-- START --

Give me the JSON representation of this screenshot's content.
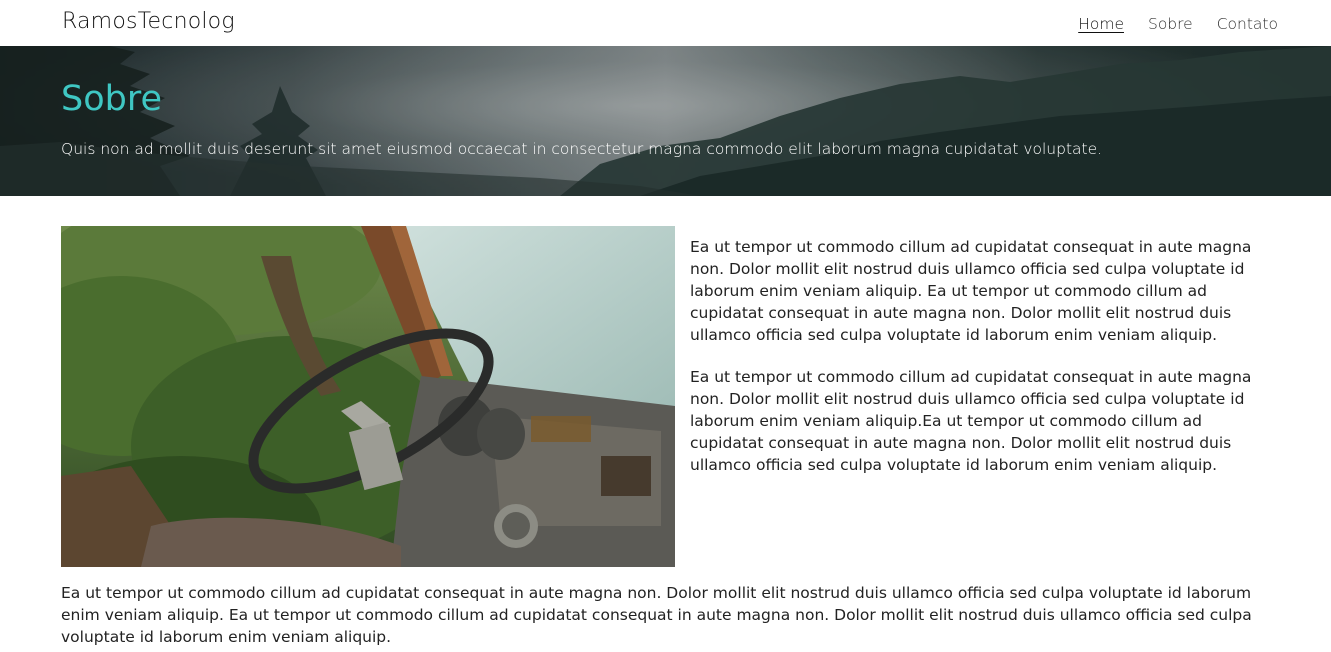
{
  "nav": {
    "brand": "RamosTecnolog",
    "links": [
      {
        "label": "Home",
        "active": true
      },
      {
        "label": "Sobre",
        "active": false
      },
      {
        "label": "Contato",
        "active": false
      }
    ]
  },
  "hero": {
    "title": "Sobre",
    "subtitle": "Quis non ad mollit duis deserunt sit amet eiusmod occaecat in consectetur magna commodo elit laborum magna cupidatat voluptate.",
    "title_color": "#3fc7c3"
  },
  "content": {
    "paragraphs": [
      "Ea ut tempor ut commodo cillum ad cupidatat consequat in aute magna non. Dolor mollit elit nostrud duis ullamco officia sed culpa voluptate id laborum enim veniam aliquip. Ea ut tempor ut commodo cillum ad cupidatat consequat in aute magna non. Dolor mollit elit nostrud duis ullamco officia sed culpa voluptate id laborum enim veniam aliquip.",
      "Ea ut tempor ut commodo cillum ad cupidatat consequat in aute magna non. Dolor mollit elit nostrud duis ullamco officia sed culpa voluptate id laborum enim veniam aliquip.Ea ut tempor ut commodo cillum ad cupidatat consequat in aute magna non. Dolor mollit elit nostrud duis ullamco officia sed culpa voluptate id laborum enim veniam aliquip."
    ],
    "bottom_paragraph": "Ea ut tempor ut commodo cillum ad cupidatat consequat in aute magna non. Dolor mollit elit nostrud duis ullamco officia sed culpa voluptate id laborum enim veniam aliquip. Ea ut tempor ut commodo cillum ad cupidatat consequat in aute magna non. Dolor mollit elit nostrud duis ullamco officia sed culpa voluptate id laborum enim veniam aliquip."
  }
}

-- END --

Select the lines in this material that hold the word "officia", leaving none out.

      "Ea ut tempor ut commodo cillum ad cupidatat consequat in aute magna non. Dolor mollit elit nostrud duis ullamco officia sed culpa voluptate id laborum enim veniam aliquip. Ea ut tempor ut commodo cillum ad cupidatat consequat in aute magna non. Dolor mollit elit nostrud duis ullamco officia sed culpa voluptate id laborum enim veniam aliquip.",
      "Ea ut tempor ut commodo cillum ad cupidatat consequat in aute magna non. Dolor mollit elit nostrud duis ullamco officia sed culpa voluptate id laborum enim veniam aliquip.Ea ut tempor ut commodo cillum ad cupidatat consequat in aute magna non. Dolor mollit elit nostrud duis ullamco officia sed culpa voluptate id laborum enim veniam aliquip."
    "bottom_paragraph": "Ea ut tempor ut commodo cillum ad cupidatat consequat in aute magna non. Dolor mollit elit nostrud duis ullamco officia sed culpa voluptate id laborum enim veniam aliquip. Ea ut tempor ut commodo cillum ad cupidatat consequat in aute magna non. Dolor mollit elit nostrud duis ullamco officia sed culpa voluptate id laborum enim veniam aliquip."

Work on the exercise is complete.